EXERCISE DETAILS = Please quote the material exactly, every line of it.

━━━━━ RECORDS PROVIDED ━━━━━

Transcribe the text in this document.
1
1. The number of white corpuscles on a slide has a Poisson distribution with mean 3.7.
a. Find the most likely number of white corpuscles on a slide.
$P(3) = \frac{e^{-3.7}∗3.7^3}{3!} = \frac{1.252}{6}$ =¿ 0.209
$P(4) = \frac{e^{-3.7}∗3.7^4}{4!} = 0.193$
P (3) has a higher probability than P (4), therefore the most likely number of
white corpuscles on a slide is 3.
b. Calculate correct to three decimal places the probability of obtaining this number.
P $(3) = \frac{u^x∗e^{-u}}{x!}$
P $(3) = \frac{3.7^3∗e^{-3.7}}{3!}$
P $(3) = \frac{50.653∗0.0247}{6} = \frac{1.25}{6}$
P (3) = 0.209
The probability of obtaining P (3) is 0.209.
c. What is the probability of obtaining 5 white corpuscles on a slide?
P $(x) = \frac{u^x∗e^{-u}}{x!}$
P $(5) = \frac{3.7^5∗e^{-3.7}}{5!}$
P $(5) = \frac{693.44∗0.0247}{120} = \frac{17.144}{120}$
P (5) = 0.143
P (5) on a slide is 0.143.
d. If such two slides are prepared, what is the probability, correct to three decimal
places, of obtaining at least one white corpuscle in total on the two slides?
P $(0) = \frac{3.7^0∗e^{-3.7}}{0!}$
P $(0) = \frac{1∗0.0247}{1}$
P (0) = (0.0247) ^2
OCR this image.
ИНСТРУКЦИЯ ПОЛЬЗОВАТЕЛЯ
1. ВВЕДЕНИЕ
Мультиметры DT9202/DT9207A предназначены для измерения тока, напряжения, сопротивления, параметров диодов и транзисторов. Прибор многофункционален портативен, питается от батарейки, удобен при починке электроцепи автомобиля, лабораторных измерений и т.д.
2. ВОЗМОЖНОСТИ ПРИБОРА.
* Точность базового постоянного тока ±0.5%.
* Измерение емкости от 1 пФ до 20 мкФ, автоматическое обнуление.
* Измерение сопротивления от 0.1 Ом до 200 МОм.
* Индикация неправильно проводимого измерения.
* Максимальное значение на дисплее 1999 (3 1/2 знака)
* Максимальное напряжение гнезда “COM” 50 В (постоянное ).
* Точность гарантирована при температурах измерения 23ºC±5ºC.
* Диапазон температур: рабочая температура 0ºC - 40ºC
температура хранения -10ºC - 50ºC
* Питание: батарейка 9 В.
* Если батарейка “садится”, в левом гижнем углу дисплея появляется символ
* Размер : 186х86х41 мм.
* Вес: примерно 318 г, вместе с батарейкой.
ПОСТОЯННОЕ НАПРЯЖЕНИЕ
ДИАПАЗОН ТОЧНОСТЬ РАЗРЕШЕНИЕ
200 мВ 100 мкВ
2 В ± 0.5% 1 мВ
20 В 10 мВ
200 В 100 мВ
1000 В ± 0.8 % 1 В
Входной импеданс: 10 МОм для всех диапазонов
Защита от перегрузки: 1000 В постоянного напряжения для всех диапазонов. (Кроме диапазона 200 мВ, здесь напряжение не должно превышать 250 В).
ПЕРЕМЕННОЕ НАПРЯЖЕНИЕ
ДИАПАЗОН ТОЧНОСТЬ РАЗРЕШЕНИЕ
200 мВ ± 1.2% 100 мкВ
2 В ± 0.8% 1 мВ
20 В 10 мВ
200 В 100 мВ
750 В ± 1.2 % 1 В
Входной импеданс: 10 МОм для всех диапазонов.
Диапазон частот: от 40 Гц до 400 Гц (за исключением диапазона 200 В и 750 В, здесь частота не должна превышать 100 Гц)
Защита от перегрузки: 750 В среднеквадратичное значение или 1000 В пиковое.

━━━━━

EXERCISE OUTPUT =
Transcribe the text in this document.
1
1. The number of white corpuscles on a slide has a Poisson distribution with mean 3.7.
a. Find the most likely number of white corpuscles on a slide.
$P(3) = \frac{e^{-3.7}∗3.7^3}{3!} = \frac{1.252}{6}$ =¿ 0.209
$P(4) = \frac{e^{-3.7}∗3.7^4}{4!} = 0.193$
P (3) has a higher probability than P (4), therefore the most likely number of
white corpuscles on a slide is 3.
b. Calculate correct to three decimal places the probability of obtaining this number.
P $(3) = \frac{u^x∗e^{-u}}{x!}$
P $(3) = \frac{3.7^3∗e^{-3.7}}{3!}$
P $(3) = \frac{50.653∗0.0247}{6} = \frac{1.25}{6}$
P (3) = 0.209
The probability of obtaining P (3) is 0.209.
c. What is the probability of obtaining 5 white corpuscles on a slide?
P $(x) = \frac{u^x∗e^{-u}}{x!}$
P $(5) = \frac{3.7^5∗e^{-3.7}}{5!}$
P $(5) = \frac{693.44∗0.0247}{120} = \frac{17.144}{120}$
P (5) = 0.143
P (5) on a slide is 0.143.
d. If such two slides are prepared, what is the probability, correct to three decimal
places, of obtaining at least one white corpuscle in total on the two slides?
P $(0) = \frac{3.7^0∗e^{-3.7}}{0!}$
P $(0) = \frac{1∗0.0247}{1}$
P (0) = (0.0247) ^2
OCR this image.
ИНСТРУКЦИЯ ПОЛЬЗОВАТЕЛЯ
1. ВВЕДЕНИЕ
Мультиметры DT9202/DT9207A предназначены для измерения тока, напряжения, сопротивления, параметров диодов и транзисторов. Прибор многофункционален портативен, питается от батарейки, удобен при починке электроцепи автомобиля, лабораторных измерений и т.д.
2. ВОЗМОЖНОСТИ ПРИБОРА.
* Точность базового постоянного тока ±0.5%.
* Измерение емкости от 1 пФ до 20 мкФ, автоматическое обнуление.
* Измерение сопротивления от 0.1 Ом до 200 МОм.
* Индикация неправильно проводимого измерения.
* Максимальное значение на дисплее 1999 (3 1/2 знака)
* Максимальное напряжение гнезда “COM” 50 В (постоянное ).
* Точность гарантирована при температурах измерения 23ºC±5ºC.
* Диапазон температур: рабочая температура 0ºC - 40ºC
температура хранения -10ºC - 50ºC
* Питание: батарейка 9 В.
* Если батарейка “садится”, в левом гижнем углу дисплея появляется символ
* Размер : 186х86х41 мм.
* Вес: примерно 318 г, вместе с батарейкой.
ПОСТОЯННОЕ НАПРЯЖЕНИЕ
ДИАПАЗОН ТОЧНОСТЬ РАЗРЕШЕНИЕ
200 мВ 100 мкВ
2 В ± 0.5% 1 мВ
20 В 10 мВ
200 В 100 мВ
1000 В ± 0.8 % 1 В
Входной импеданс: 10 МОм для всех диапазонов
Защита от перегрузки: 1000 В постоянного напряжения для всех диапазонов. (Кроме диапазона 200 мВ, здесь напряжение не должно превышать 250 В).
ПЕРЕМЕННОЕ НАПРЯЖЕНИЕ
ДИАПАЗОН ТОЧНОСТЬ РАЗРЕШЕНИЕ
200 мВ ± 1.2% 100 мкВ
2 В ± 0.8% 1 мВ
20 В 10 мВ
200 В 100 мВ
750 В ± 1.2 % 1 В
Входной импеданс: 10 МОм для всех диапазонов.
Диапазон частот: от 40 Гц до 400 Гц (за исключением диапазона 200 В и 750 В, здесь частота не должна превышать 100 Гц)
Защита от перегрузки: 750 В среднеквадратичное значение или 1000 В пиковое.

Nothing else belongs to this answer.